>> BEGIN

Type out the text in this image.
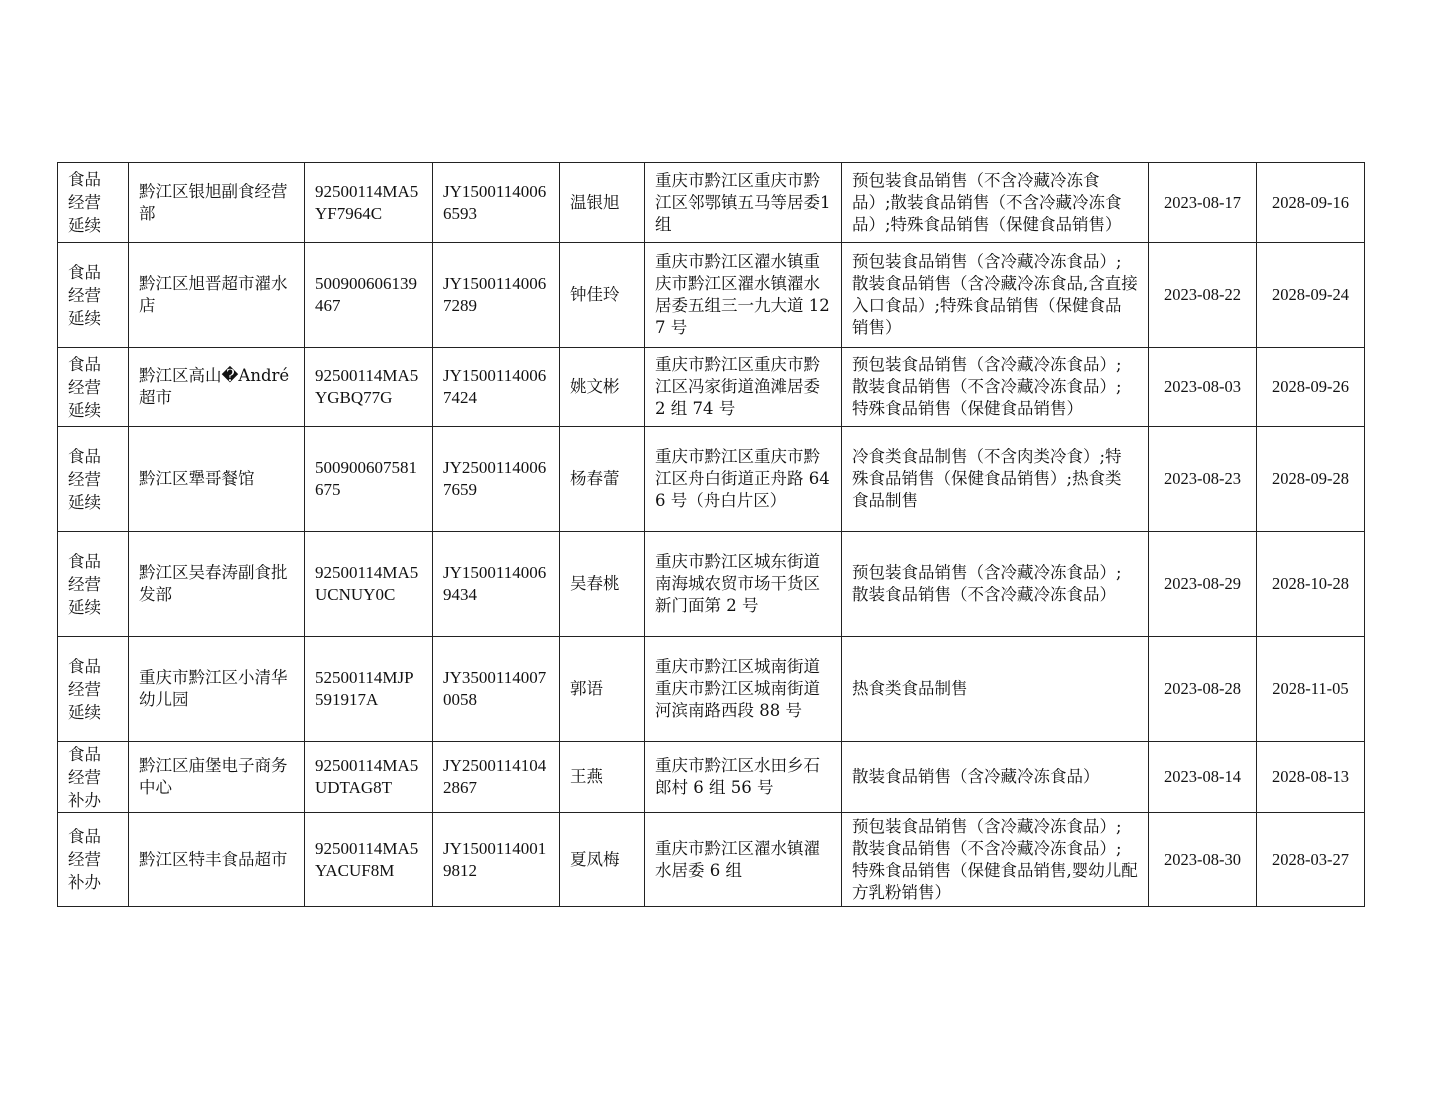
食品
经营
延续	黔江区银旭副食经营部	92500114MA5YF7964C	JY15001140066593	温银旭	重庆市黔江区重庆市黔江区邻鄂镇五马等居委1组	预包装食品销售（不含冷藏冷冻食品）;散装食品销售（不含冷藏冷冻食品）;特殊食品销售（保健食品销售）	2023-08-17	2028-09-16

食品
经营
延续	黔江区旭晋超市濯水店	500900606139467	JY15001140067289	钟佳玲	重庆市黔江区濯水镇重庆市黔江区濯水镇濯水居委五组三一九大道 127 号	预包装食品销售（含冷藏冷冻食品）;散装食品销售（含冷藏冷冻食品,含直接入口食品）;特殊食品销售（保健食品销售）	2023-08-22	2028-09-24

食品
经营
延续	黔江区高山�André超市	92500114MA5YGBQ77G	JY15001140067424	姚文彬	重庆市黔江区重庆市黔江区冯家街道渔滩居委 2 组 74 号	预包装食品销售（含冷藏冷冻食品）;散装食品销售（不含冷藏冷冻食品）;特殊食品销售（保健食品销售）	2023-08-03	2028-09-26

食品
经营
延续	黔江区犟哥餐馆	500900607581675	JY25001140067659	杨春蕾	重庆市黔江区重庆市黔江区舟白街道正舟路 646 号（舟白片区）	冷食类食品制售（不含肉类冷食）;特殊食品销售（保健食品销售）;热食类食品制售	2023-08-23	2028-09-28

食品
经营
延续	黔江区吴春涛副食批发部	92500114MA5UCNUY0C	JY15001140069434	吴春桃	重庆市黔江区城东街道南海城农贸市场干货区新门面第 2 号	预包装食品销售（含冷藏冷冻食品）;散装食品销售（不含冷藏冷冻食品）	2023-08-29	2028-10-28

食品
经营
延续	重庆市黔江区小清华幼儿园	52500114MJP591917A	JY35001140070058	郭语	重庆市黔江区城南街道重庆市黔江区城南街道河滨南路西段 88 号	热食类食品制售	2023-08-28	2028-11-05

食品
经营
补办	黔江区庙堡电子商务中心	92500114MA5UDTAG8T	JY25001141042867	王燕	重庆市黔江区水田乡石郎村 6 组 56 号	散装食品销售（含冷藏冷冻食品）	2023-08-14	2028-08-13

食品
经营
补办	黔江区特丰食品超市	92500114MA5YACUF8M	JY15001140019812	夏凤梅	重庆市黔江区濯水镇濯水居委 6 组	预包装食品销售（含冷藏冷冻食品）;散装食品销售（不含冷藏冷冻食品）;特殊食品销售（保健食品销售,婴幼儿配方乳粉销售）	2023-08-30	2028-03-27
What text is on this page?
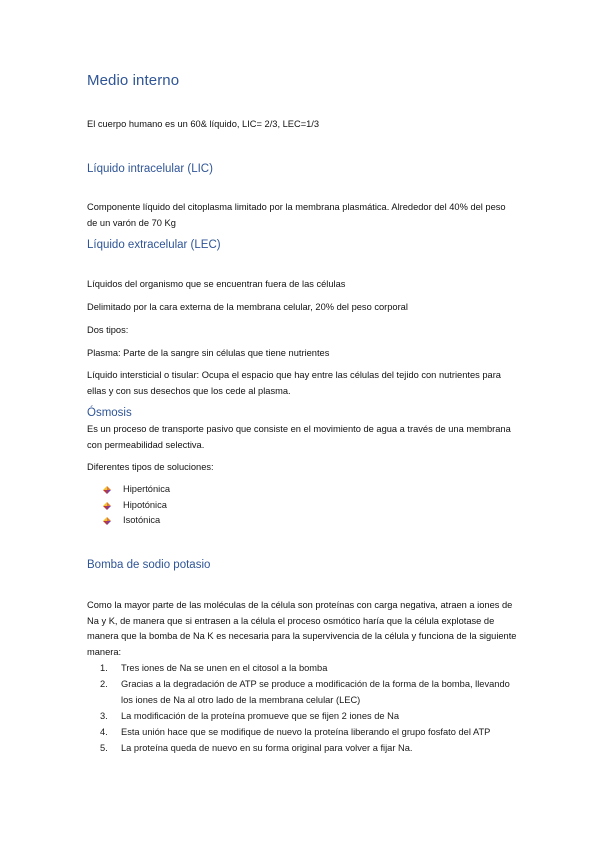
Medio interno
El cuerpo humano es un 60& líquido, LIC= 2/3, LEC=1/3
Líquido intracelular (LIC)
Componente líquido del citoplasma limitado por la membrana plasmática. Alrededor del 40% del peso de un varón de 70 Kg
Líquido extracelular (LEC)
Líquidos del organismo que se encuentran fuera de las células
Delimitado por la cara externa de la membrana celular, 20% del peso corporal
Dos tipos:
Plasma: Parte de la sangre sin células que tiene nutrientes
Líquido intersticial o tisular: Ocupa el espacio que hay entre las células del tejido con nutrientes para ellas y con sus desechos que los cede al plasma.
Ósmosis
Es un proceso de transporte pasivo que consiste en el movimiento de agua a través de una membrana con permeabilidad selectiva.
Diferentes tipos de soluciones:
Hipertónica
Hipotónica
Isotónica
Bomba de sodio potasio
Como la mayor parte de las moléculas de la célula son proteínas con carga negativa, atraen a iones de Na y K, de manera que si entrasen a la célula el proceso osmótico haría que la célula explotase de manera que la bomba de Na K es necesaria para la supervivencia de la célula y funciona de la siguiente manera:
1. Tres iones de Na se unen en el citosol a la bomba
2. Gracias a la degradación de ATP se produce a modificación de la forma de la bomba, llevando los iones de Na al otro lado de la membrana celular (LEC)
3. La modificación de la proteína promueve que se fijen 2 iones de Na
4. Esta unión hace que se modifique de nuevo la proteína liberando el grupo fosfato del ATP
5. La proteína queda de nuevo en su forma original para volver a fijar Na.
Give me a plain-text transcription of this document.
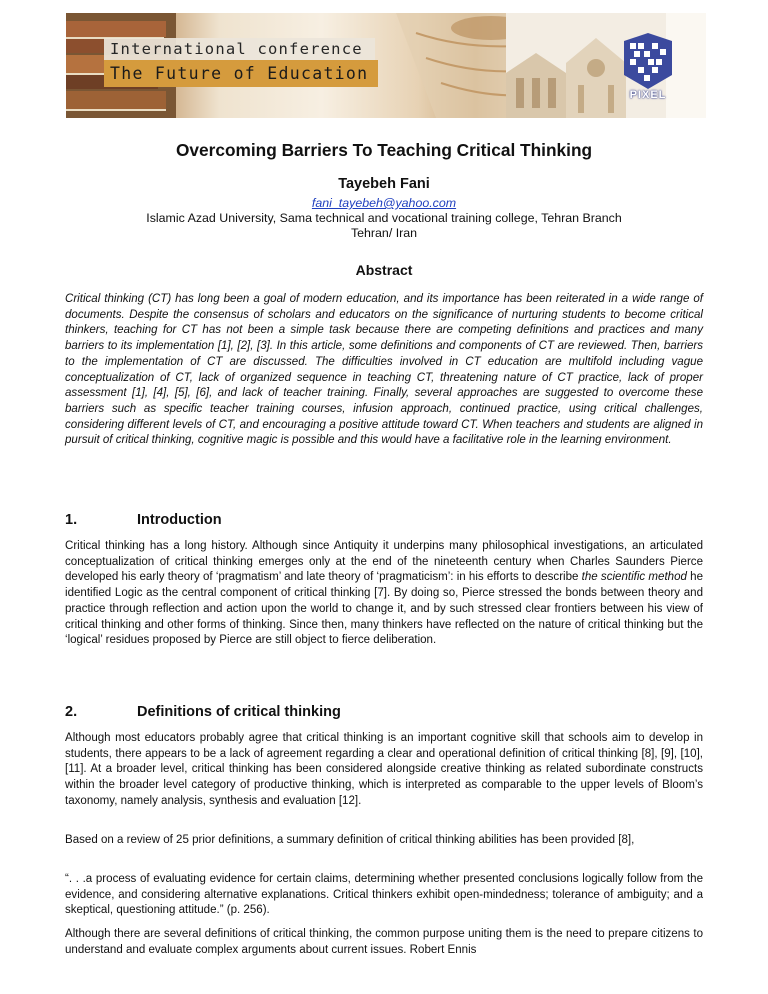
International conference
The Future of Education
PIXEL
Overcoming Barriers To Teaching Critical Thinking
Tayebeh Fani
fani_tayebeh@yahoo.com
Islamic Azad University, Sama technical and vocational training college, Tehran Branch
Tehran/ Iran
Abstract

Critical thinking (CT) has long been a goal of modern education, and its importance has been reiterated in a wide range of documents. Despite the consensus of scholars and educators on the significance of nurturing students to become critical thinkers, teaching for CT has not been a simple task because there are competing definitions and practices and many barriers to its implementation [1], [2], [3]. In this article, some definitions and components of CT are reviewed. Then, barriers to the implementation of CT are discussed. The difficulties involved in CT education are multifold including vague conceptualization of CT, lack of organized sequence in teaching CT, threatening nature of CT practice, lack of proper assessment [1], [4], [5], [6], and lack of teacher training. Finally, several approaches are suggested to overcome these barriers such as specific teacher training courses, infusion approach, continued practice, using critical challenges, considering different levels of CT, and encouraging a positive attitude toward CT. When teachers and students are aligned in pursuit of critical thinking, cognitive magic is possible and this would have a facilitative role in the learning environment.

1.	Introduction

Critical thinking has a long history. Although since Antiquity it underpins many philosophical investigations, an articulated conceptualization of critical thinking emerges only at the end of the nineteenth century when Charles Saunders Pierce developed his early theory of ‘pragmatism’ and late theory of ‘pragmaticism’: in his efforts to describe the scientific method he identified Logic as the central component of critical thinking [7]. By doing so, Pierce stressed the bonds between theory and practice through reflection and action upon the world to change it, and by such stressed clear frontiers between his view of critical thinking and other forms of thinking. Since then, many thinkers have reflected on the nature of critical thinking but the ‘logical’ residues proposed by Pierce are still object to fierce deliberation.

2.	Definitions of critical thinking

Although most educators probably agree that critical thinking is an important cognitive skill that schools aim to develop in students, there appears to be a lack of agreement regarding a clear and operational definition of critical thinking [8], [9], [10], [11]. At a broader level, critical thinking has been considered alongside creative thinking as related subordinate constructs within the broader level category of productive thinking, which is interpreted as comparable to the upper levels of Bloom’s taxonomy, namely analysis, synthesis and evaluation [12].

Based on a review of 25 prior definitions, a summary definition of critical thinking abilities has been provided [8],

“. . .a process of evaluating evidence for certain claims, determining whether presented conclusions logically follow from the evidence, and considering alternative explanations. Critical thinkers exhibit open-mindedness; tolerance of ambiguity; and a skeptical, questioning attitude.” (p. 256).

Although there are several definitions of critical thinking, the common purpose uniting them is the need to prepare citizens to understand and evaluate complex arguments about current issues. Robert Ennis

>> END

→ **Required work**: Retype the listing exactly. Pictures do not belong in the copy.

→ **Exercise response**:
Type out the text in this image.
食品
经营
延续	黔江区银旭副食经营部	92500114MA5YF7964C	JY15001140066593	温银旭	重庆市黔江区重庆市黔江区邻鄂镇五马等居委1组	预包装食品销售（不含冷藏冷冻食品）;散装食品销售（不含冷藏冷冻食品）;特殊食品销售（保健食品销售）	2023-08-17	2028-09-16

食品
经营
延续	黔江区旭晋超市濯水店	500900606139467	JY15001140067289	钟佳玲	重庆市黔江区濯水镇重庆市黔江区濯水镇濯水居委五组三一九大道 127 号	预包装食品销售（含冷藏冷冻食品）;散装食品销售（含冷藏冷冻食品,含直接入口食品）;特殊食品销售（保健食品销售）	2023-08-22	2028-09-24

食品
经营
延续	黔江区高山�André超市	92500114MA5YGBQ77G	JY15001140067424	姚文彬	重庆市黔江区重庆市黔江区冯家街道渔滩居委 2 组 74 号	预包装食品销售（含冷藏冷冻食品）;散装食品销售（不含冷藏冷冻食品）;特殊食品销售（保健食品销售）	2023-08-03	2028-09-26

食品
经营
延续	黔江区犟哥餐馆	500900607581675	JY25001140067659	杨春蕾	重庆市黔江区重庆市黔江区舟白街道正舟路 646 号（舟白片区）	冷食类食品制售（不含肉类冷食）;特殊食品销售（保健食品销售）;热食类食品制售	2023-08-23	2028-09-28

食品
经营
延续	黔江区吴春涛副食批发部	92500114MA5UCNUY0C	JY15001140069434	吴春桃	重庆市黔江区城东街道南海城农贸市场干货区新门面第 2 号	预包装食品销售（含冷藏冷冻食品）;散装食品销售（不含冷藏冷冻食品）	2023-08-29	2028-10-28

食品
经营
延续	重庆市黔江区小清华幼儿园	52500114MJP591917A	JY35001140070058	郭语	重庆市黔江区城南街道重庆市黔江区城南街道河滨南路西段 88 号	热食类食品制售	2023-08-28	2028-11-05

食品
经营
补办	黔江区庙堡电子商务中心	92500114MA5UDTAG8T	JY25001141042867	王燕	重庆市黔江区水田乡石郎村 6 组 56 号	散装食品销售（含冷藏冷冻食品）	2023-08-14	2028-08-13

食品
经营
补办	黔江区特丰食品超市	92500114MA5YACUF8M	JY15001140019812	夏凤梅	重庆市黔江区濯水镇濯水居委 6 组	预包装食品销售（含冷藏冷冻食品）;散装食品销售（不含冷藏冷冻食品）;特殊食品销售（保健食品销售,婴幼儿配方乳粉销售）	2023-08-30	2028-03-27
What text is on this page?
Medio interno
El cuerpo humano es un 60& líquido, LIC= 2/3, LEC=1/3
Líquido intracelular (LIC)
Componente líquido del citoplasma limitado por la membrana plasmática. Alrededor del 40% del peso de un varón de 70 Kg
Líquido extracelular (LEC)
Líquidos del organismo que se encuentran fuera de las células
Delimitado por la cara externa de la membrana celular, 20% del peso corporal
Dos tipos:
Plasma: Parte de la sangre sin células que tiene nutrientes
Líquido intersticial o tisular: Ocupa el espacio que hay entre las células del tejido con nutrientes para ellas y con sus desechos que los cede al plasma.
Ósmosis
Es un proceso de transporte pasivo que consiste en el movimiento de agua a través de una membrana con permeabilidad selectiva.
Diferentes tipos de soluciones:
Hipertónica
Hipotónica
Isotónica
Bomba de sodio potasio
Como la mayor parte de las moléculas de la célula son proteínas con carga negativa, atraen a iones de Na y K, de manera que si entrasen a la célula el proceso osmótico haría que la célula explotase de manera que la bomba de Na K es necesaria para la supervivencia de la célula y funciona de la siguiente manera:
1. Tres iones de Na se unen en el citosol a la bomba
2. Gracias a la degradación de ATP se produce a modificación de la forma de la bomba, llevando los iones de Na al otro lado de la membrana celular (LEC)
3. La modificación de la proteína promueve que se fijen 2 iones de Na
4. Esta unión hace que se modifique de nuevo la proteína liberando el grupo fosfato del ATP
5. La proteína queda de nuevo en su forma original para volver a fijar Na.
Give me a plain-text transcription of this document.
International conference
The Future of Education
PIXEL
Overcoming Barriers To Teaching Critical Thinking
Tayebeh Fani
fani_tayebeh@yahoo.com
Islamic Azad University, Sama technical and vocational training college, Tehran Branch
Tehran/ Iran
Abstract

Critical thinking (CT) has long been a goal of modern education, and its importance has been reiterated in a wide range of documents. Despite the consensus of scholars and educators on the significance of nurturing students to become critical thinkers, teaching for CT has not been a simple task because there are competing definitions and practices and many barriers to its implementation [1], [2], [3]. In this article, some definitions and components of CT are reviewed. Then, barriers to the implementation of CT are discussed. The difficulties involved in CT education are multifold including vague conceptualization of CT, lack of organized sequence in teaching CT, threatening nature of CT practice, lack of proper assessment [1], [4], [5], [6], and lack of teacher training. Finally, several approaches are suggested to overcome these barriers such as specific teacher training courses, infusion approach, continued practice, using critical challenges, considering different levels of CT, and encouraging a positive attitude toward CT. When teachers and students are aligned in pursuit of critical thinking, cognitive magic is possible and this would have a facilitative role in the learning environment.

1.	Introduction

Critical thinking has a long history. Although since Antiquity it underpins many philosophical investigations, an articulated conceptualization of critical thinking emerges only at the end of the nineteenth century when Charles Saunders Pierce developed his early theory of ‘pragmatism’ and late theory of ‘pragmaticism’: in his efforts to describe the scientific method he identified Logic as the central component of critical thinking [7]. By doing so, Pierce stressed the bonds between theory and practice through reflection and action upon the world to change it, and by such stressed clear frontiers between his view of critical thinking and other forms of thinking. Since then, many thinkers have reflected on the nature of critical thinking but the ‘logical’ residues proposed by Pierce are still object to fierce deliberation.

2.	Definitions of critical thinking

Although most educators probably agree that critical thinking is an important cognitive skill that schools aim to develop in students, there appears to be a lack of agreement regarding a clear and operational definition of critical thinking [8], [9], [10], [11]. At a broader level, critical thinking has been considered alongside creative thinking as related subordinate constructs within the broader level category of productive thinking, which is interpreted as comparable to the upper levels of Bloom’s taxonomy, namely analysis, synthesis and evaluation [12].

Based on a review of 25 prior definitions, a summary definition of critical thinking abilities has been provided [8],

“. . .a process of evaluating evidence for certain claims, determining whether presented conclusions logically follow from the evidence, and considering alternative explanations. Critical thinkers exhibit open-mindedness; tolerance of ambiguity; and a skeptical, questioning attitude.” (p. 256).

Although there are several definitions of critical thinking, the common purpose uniting them is the need to prepare citizens to understand and evaluate complex arguments about current issues. Robert Ennis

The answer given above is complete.